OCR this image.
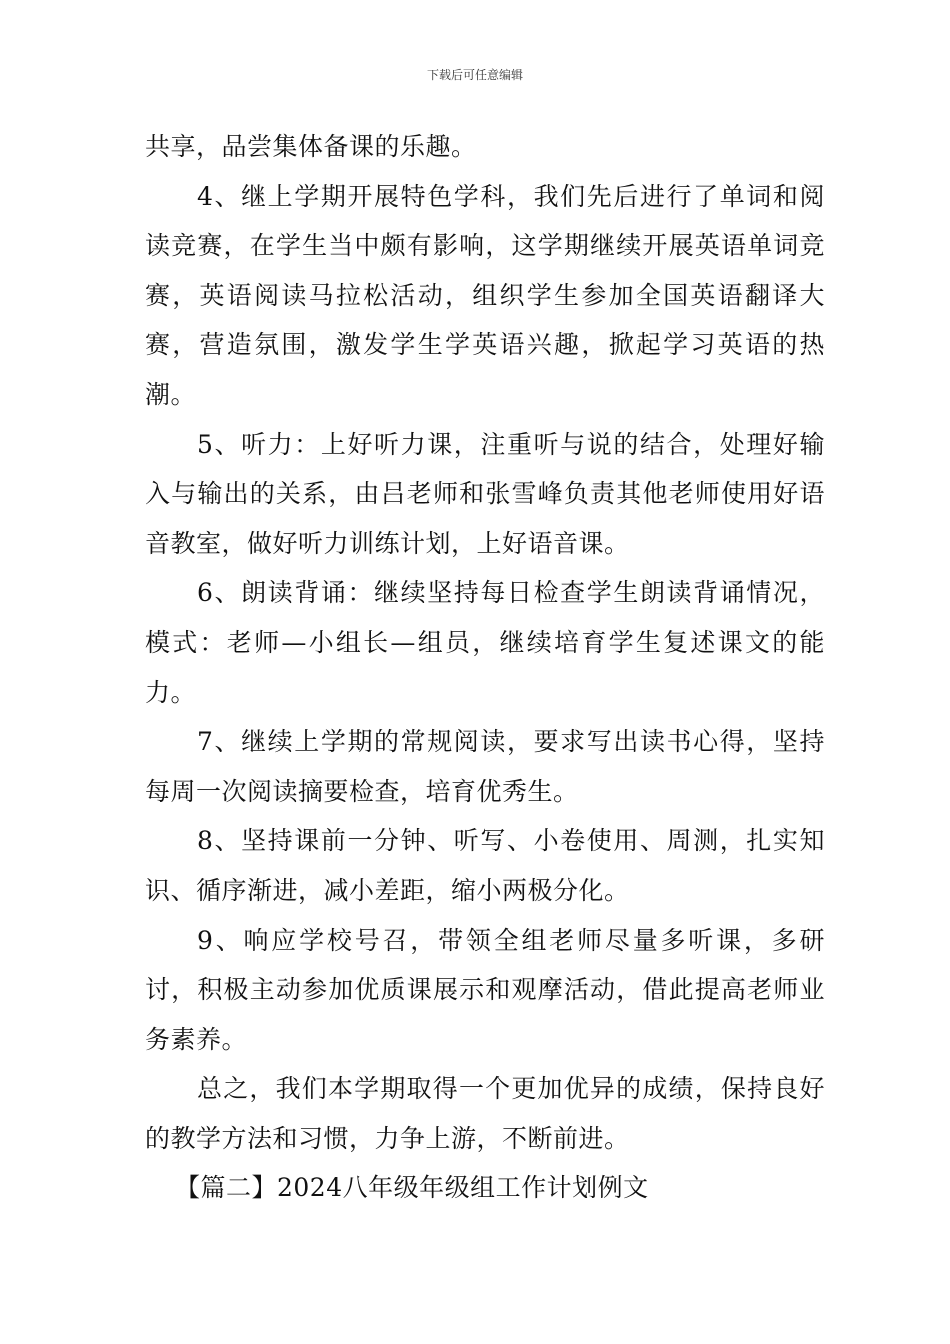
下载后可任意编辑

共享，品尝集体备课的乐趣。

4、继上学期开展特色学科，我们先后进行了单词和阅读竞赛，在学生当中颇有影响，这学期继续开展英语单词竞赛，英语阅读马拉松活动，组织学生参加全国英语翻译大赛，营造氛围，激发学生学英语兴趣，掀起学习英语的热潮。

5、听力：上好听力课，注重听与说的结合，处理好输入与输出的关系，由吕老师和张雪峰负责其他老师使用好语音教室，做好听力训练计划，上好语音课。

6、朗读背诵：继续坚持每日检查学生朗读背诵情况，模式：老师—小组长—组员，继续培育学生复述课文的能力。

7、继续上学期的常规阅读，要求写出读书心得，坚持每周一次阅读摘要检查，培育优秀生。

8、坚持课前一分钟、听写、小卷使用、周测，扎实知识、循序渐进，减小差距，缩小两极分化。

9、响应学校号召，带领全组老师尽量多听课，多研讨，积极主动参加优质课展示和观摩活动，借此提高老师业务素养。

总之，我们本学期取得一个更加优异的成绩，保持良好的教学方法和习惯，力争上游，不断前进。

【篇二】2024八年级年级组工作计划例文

---

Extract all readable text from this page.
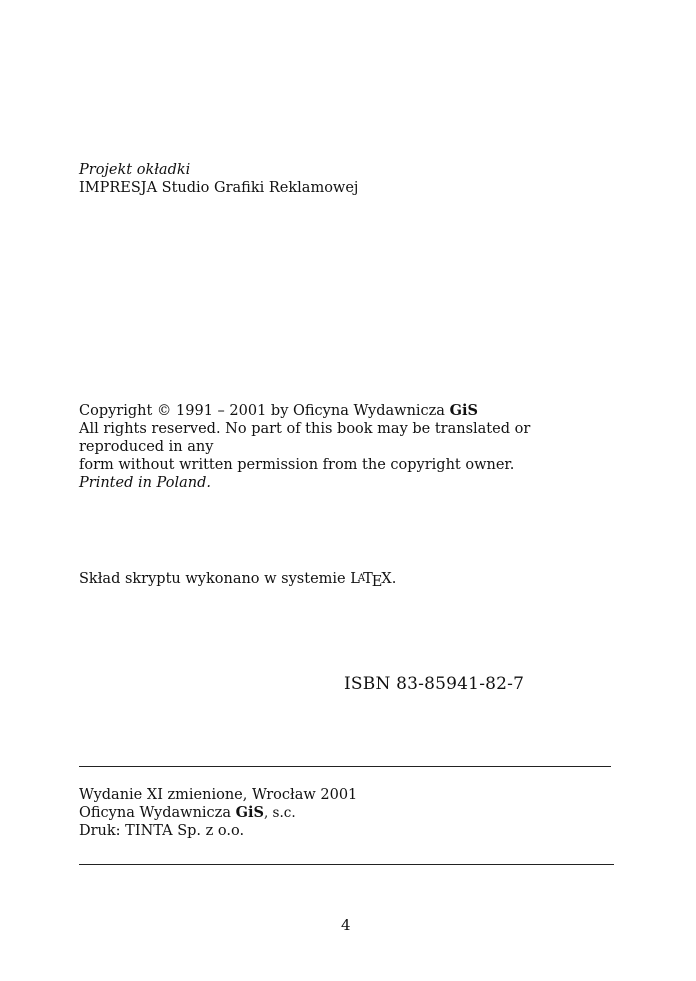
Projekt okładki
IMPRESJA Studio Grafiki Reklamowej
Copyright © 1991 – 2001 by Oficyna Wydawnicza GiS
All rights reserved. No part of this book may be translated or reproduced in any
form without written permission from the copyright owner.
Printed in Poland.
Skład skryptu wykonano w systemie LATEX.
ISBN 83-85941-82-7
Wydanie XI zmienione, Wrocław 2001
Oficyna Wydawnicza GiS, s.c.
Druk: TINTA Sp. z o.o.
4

### Aim of the exercise:
Where a line above contains the word "from", copy that line.

### Expected output:
Extract all readable text from this page.
form without written permission from the copyright owner.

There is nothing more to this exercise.